Exercise directions
Copy all the entries below exactly, but not the pictures.

Supplied records
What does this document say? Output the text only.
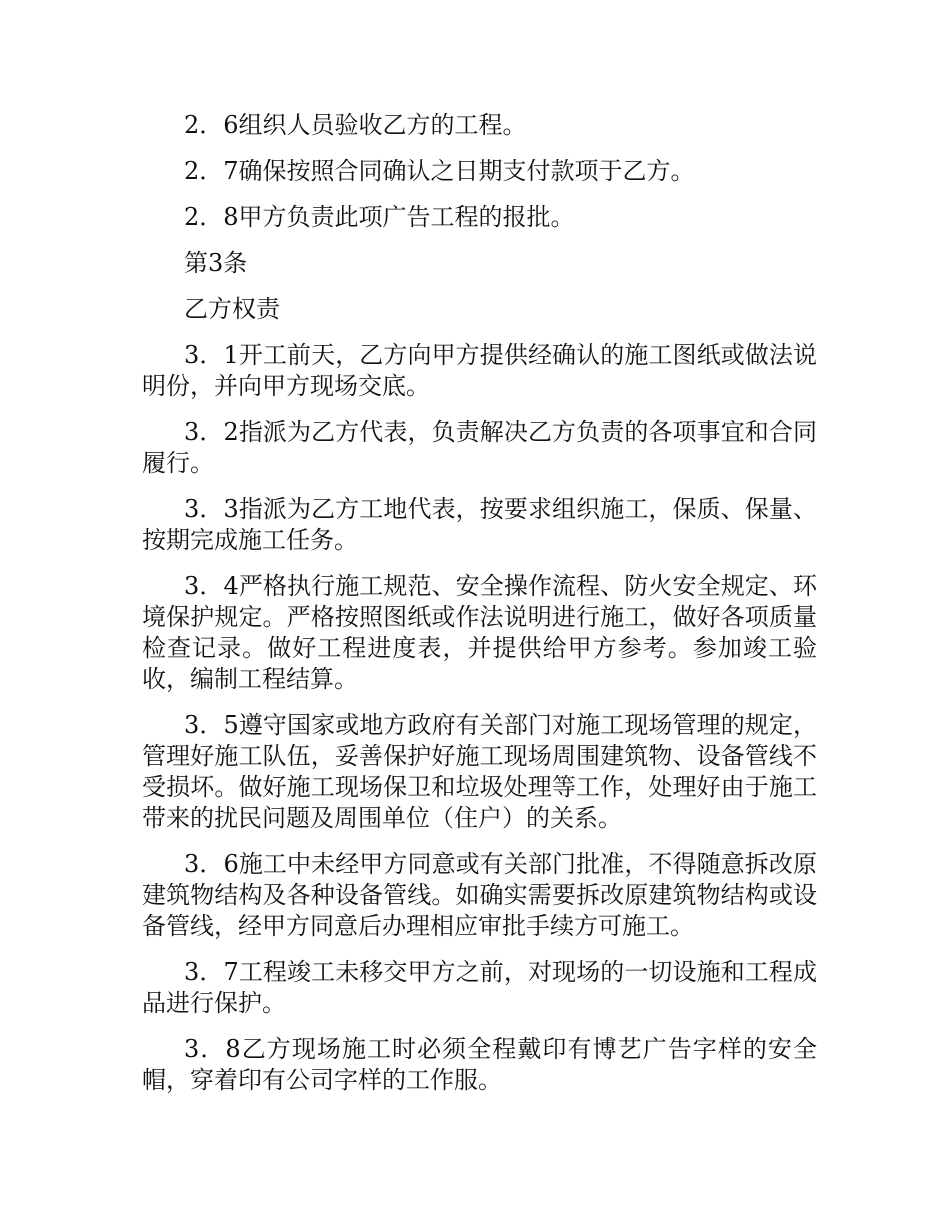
2．6组织人员验收乙方的工程。

2．7确保按照合同确认之日期支付款项于乙方。

2．8甲方负责此项广告工程的报批。

第3条

乙方权责

3．1开工前天，乙方向甲方提供经确认的施工图纸或做法说明份，并向甲方现场交底。

3．2指派为乙方代表，负责解决乙方负责的各项事宜和合同履行。

3．3指派为乙方工地代表，按要求组织施工，保质、保量、按期完成施工任务。

3．4严格执行施工规范、安全操作流程、防火安全规定、环境保护规定。严格按照图纸或作法说明进行施工，做好各项质量检查记录。做好工程进度表，并提供给甲方参考。参加竣工验收，编制工程结算。

3．5遵守国家或地方政府有关部门对施工现场管理的规定，管理好施工队伍，妥善保护好施工现场周围建筑物、设备管线不受损坏。做好施工现场保卫和垃圾处理等工作，处理好由于施工带来的扰民问题及周围单位（住户）的关系。

3．6施工中未经甲方同意或有关部门批准，不得随意拆改原建筑物结构及各种设备管线。如确实需要拆改原建筑物结构或设备管线，经甲方同意后办理相应审批手续方可施工。

3．7工程竣工未移交甲方之前，对现场的一切设施和工程成品进行保护。

3．8乙方现场施工时必须全程戴印有博艺广告字样的安全帽，穿着印有公司字样的工作服。
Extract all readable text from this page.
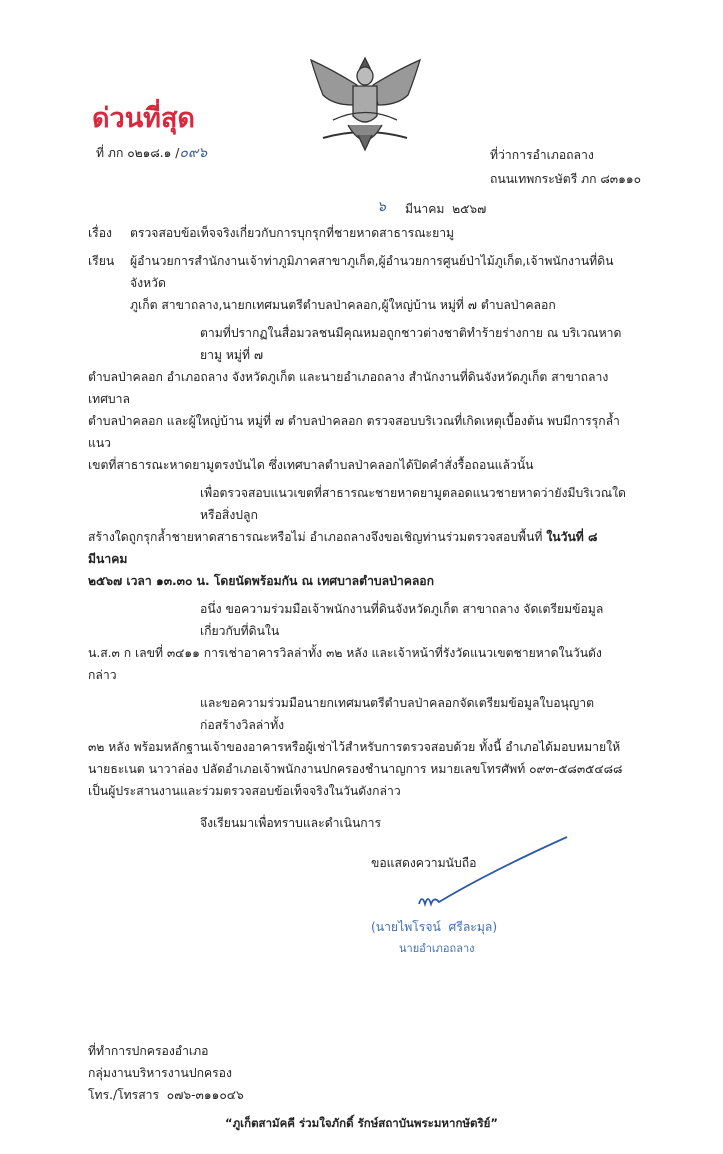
ด่วนที่สุด
ที่ ภก ๐๒๑๘.๑ /๐๙๖	ที่ว่าการอำเภอถลาง
ถนนเทพกระษัตรี ภก ๘๓๑๑๐
๖ มีนาคม  ๒๕๖๗
เรื่อง	ตรวจสอบข้อเท็จจริงเกี่ยวกับการบุกรุกที่ชายหาดสาธารณะยามู
เรียน	ผู้อำนวยการสำนักงานเจ้าท่าภูมิภาคสาขาภูเก็ต,ผู้อำนวยการศูนย์ป่าไม้ภูเก็ต,เจ้าพนักงานที่ดินจังหวัด
ภูเก็ต สาขาถลาง,นายกเทศมนตรีตำบลป่าคลอก,ผู้ใหญ่บ้าน หมู่ที่ ๗ ตำบลป่าคลอก
ตามที่ปรากฏในสื่อมวลชนมีคุณหมอถูกชาวต่างชาติทำร้ายร่างกาย ณ บริเวณหาดยามู หมู่ที่ ๗
ตำบลป่าคลอก อำเภอถลาง จังหวัดภูเก็ต และนายอำเภอถลาง สำนักงานที่ดินจังหวัดภูเก็ต สาขาถลาง เทศบาล
ตำบลป่าคลอก และผู้ใหญ่บ้าน หมู่ที่ ๗ ตำบลป่าคลอก ตรวจสอบบริเวณที่เกิดเหตุเบื้องต้น พบมีการรุกล้ำแนว
เขตที่สาธารณะหาดยามูตรงบันได ซึ่งเทศบาลตำบลป่าคลอกได้ปิดคำสั่งรื้อถอนแล้วนั้น
เพื่อตรวจสอบแนวเขตที่สาธารณะชายหาดยามูตลอดแนวชายหาดว่ายังมีบริเวณใดหรือสิ่งปลูก
สร้างใดถูกรุกล้ำชายหาดสาธารณะหรือไม่ อำเภอถลางจึงขอเชิญท่านร่วมตรวจสอบพื้นที่ ในวันที่ ๘ มีนาคม
๒๕๖๗ เวลา ๑๓.๓๐ น. โดยนัดพร้อมกัน ณ เทศบาลตำบลป่าคลอก
อนึ่ง ขอความร่วมมือเจ้าพนักงานที่ดินจังหวัดภูเก็ต สาขาถลาง จัดเตรียมข้อมูลเกี่ยวกับที่ดินใน
น.ส.๓ ก เลขที่ ๓๔๑๑ การเช่าอาคารวิลล่าทั้ง ๓๒ หลัง และเจ้าหน้าที่รังวัดแนวเขตชายหาดในวันดังกล่าว
และขอความร่วมมือนายกเทศมนตรีตำบลป่าคลอกจัดเตรียมข้อมูลใบอนุญาตก่อสร้างวิลล่าทั้ง
๓๒ หลัง พร้อมหลักฐานเจ้าของอาคารหรือผู้เช่าไว้สำหรับการตรวจสอบด้วย ทั้งนี้ อำเภอได้มอบหมายให้
นายธะเนต นาวาล่อง ปลัดอำเภอเจ้าพนักงานปกครองชำนาญการ หมายเลขโทรศัพท์ ๐๙๓-๕๘๓๕๔๘๘
เป็นผู้ประสานงานและร่วมตรวจสอบข้อเท็จจริงในวันดังกล่าว
จึงเรียนมาเพื่อทราบและดำเนินการ
ขอแสดงความนับถือ
(นายไพโรจน์  ศรีละมุล)
นายอำเภอถลาง
ที่ทำการปกครองอำเภอ
กลุ่มงานบริหารงานปกครอง
โทร./โทรสาร  ๐๗๖-๓๑๑๐๔๖
“ภูเก็ตสามัคคี ร่วมใจภักดิ์ รักษ์สถาบันพระมหากษัตริย์”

Exercise result
What does this document say? Output the text only.
2．6组织人员验收乙方的工程。

2．7确保按照合同确认之日期支付款项于乙方。

2．8甲方负责此项广告工程的报批。

第3条

乙方权责

3．1开工前天，乙方向甲方提供经确认的施工图纸或做法说明份，并向甲方现场交底。

3．2指派为乙方代表，负责解决乙方负责的各项事宜和合同履行。

3．3指派为乙方工地代表，按要求组织施工，保质、保量、按期完成施工任务。

3．4严格执行施工规范、安全操作流程、防火安全规定、环境保护规定。严格按照图纸或作法说明进行施工，做好各项质量检查记录。做好工程进度表，并提供给甲方参考。参加竣工验收，编制工程结算。

3．5遵守国家或地方政府有关部门对施工现场管理的规定，管理好施工队伍，妥善保护好施工现场周围建筑物、设备管线不受损坏。做好施工现场保卫和垃圾处理等工作，处理好由于施工带来的扰民问题及周围单位（住户）的关系。

3．6施工中未经甲方同意或有关部门批准，不得随意拆改原建筑物结构及各种设备管线。如确实需要拆改原建筑物结构或设备管线，经甲方同意后办理相应审批手续方可施工。

3．7工程竣工未移交甲方之前，对现场的一切设施和工程成品进行保护。

3．8乙方现场施工时必须全程戴印有博艺广告字样的安全帽，穿着印有公司字样的工作服。
Extract all readable text from this page.
ด่วนที่สุด
ที่ ภก ๐๒๑๘.๑ /๐๙๖	ที่ว่าการอำเภอถลาง
ถนนเทพกระษัตรี ภก ๘๓๑๑๐
๖ มีนาคม  ๒๕๖๗
เรื่อง	ตรวจสอบข้อเท็จจริงเกี่ยวกับการบุกรุกที่ชายหาดสาธารณะยามู
เรียน	ผู้อำนวยการสำนักงานเจ้าท่าภูมิภาคสาขาภูเก็ต,ผู้อำนวยการศูนย์ป่าไม้ภูเก็ต,เจ้าพนักงานที่ดินจังหวัด
ภูเก็ต สาขาถลาง,นายกเทศมนตรีตำบลป่าคลอก,ผู้ใหญ่บ้าน หมู่ที่ ๗ ตำบลป่าคลอก
ตามที่ปรากฏในสื่อมวลชนมีคุณหมอถูกชาวต่างชาติทำร้ายร่างกาย ณ บริเวณหาดยามู หมู่ที่ ๗
ตำบลป่าคลอก อำเภอถลาง จังหวัดภูเก็ต และนายอำเภอถลาง สำนักงานที่ดินจังหวัดภูเก็ต สาขาถลาง เทศบาล
ตำบลป่าคลอก และผู้ใหญ่บ้าน หมู่ที่ ๗ ตำบลป่าคลอก ตรวจสอบบริเวณที่เกิดเหตุเบื้องต้น พบมีการรุกล้ำแนว
เขตที่สาธารณะหาดยามูตรงบันได ซึ่งเทศบาลตำบลป่าคลอกได้ปิดคำสั่งรื้อถอนแล้วนั้น
เพื่อตรวจสอบแนวเขตที่สาธารณะชายหาดยามูตลอดแนวชายหาดว่ายังมีบริเวณใดหรือสิ่งปลูก
สร้างใดถูกรุกล้ำชายหาดสาธารณะหรือไม่ อำเภอถลางจึงขอเชิญท่านร่วมตรวจสอบพื้นที่ ในวันที่ ๘ มีนาคม
๒๕๖๗ เวลา ๑๓.๓๐ น. โดยนัดพร้อมกัน ณ เทศบาลตำบลป่าคลอก
อนึ่ง ขอความร่วมมือเจ้าพนักงานที่ดินจังหวัดภูเก็ต สาขาถลาง จัดเตรียมข้อมูลเกี่ยวกับที่ดินใน
น.ส.๓ ก เลขที่ ๓๔๑๑ การเช่าอาคารวิลล่าทั้ง ๓๒ หลัง และเจ้าหน้าที่รังวัดแนวเขตชายหาดในวันดังกล่าว
และขอความร่วมมือนายกเทศมนตรีตำบลป่าคลอกจัดเตรียมข้อมูลใบอนุญาตก่อสร้างวิลล่าทั้ง
๓๒ หลัง พร้อมหลักฐานเจ้าของอาคารหรือผู้เช่าไว้สำหรับการตรวจสอบด้วย ทั้งนี้ อำเภอได้มอบหมายให้
นายธะเนต นาวาล่อง ปลัดอำเภอเจ้าพนักงานปกครองชำนาญการ หมายเลขโทรศัพท์ ๐๙๓-๕๘๓๕๔๘๘
เป็นผู้ประสานงานและร่วมตรวจสอบข้อเท็จจริงในวันดังกล่าว
จึงเรียนมาเพื่อทราบและดำเนินการ
ขอแสดงความนับถือ
(นายไพโรจน์  ศรีละมุล)
นายอำเภอถลาง
ที่ทำการปกครองอำเภอ
กลุ่มงานบริหารงานปกครอง
โทร./โทรสาร  ๐๗๖-๓๑๑๐๔๖
“ภูเก็ตสามัคคี ร่วมใจภักดิ์ รักษ์สถาบันพระมหากษัตริย์”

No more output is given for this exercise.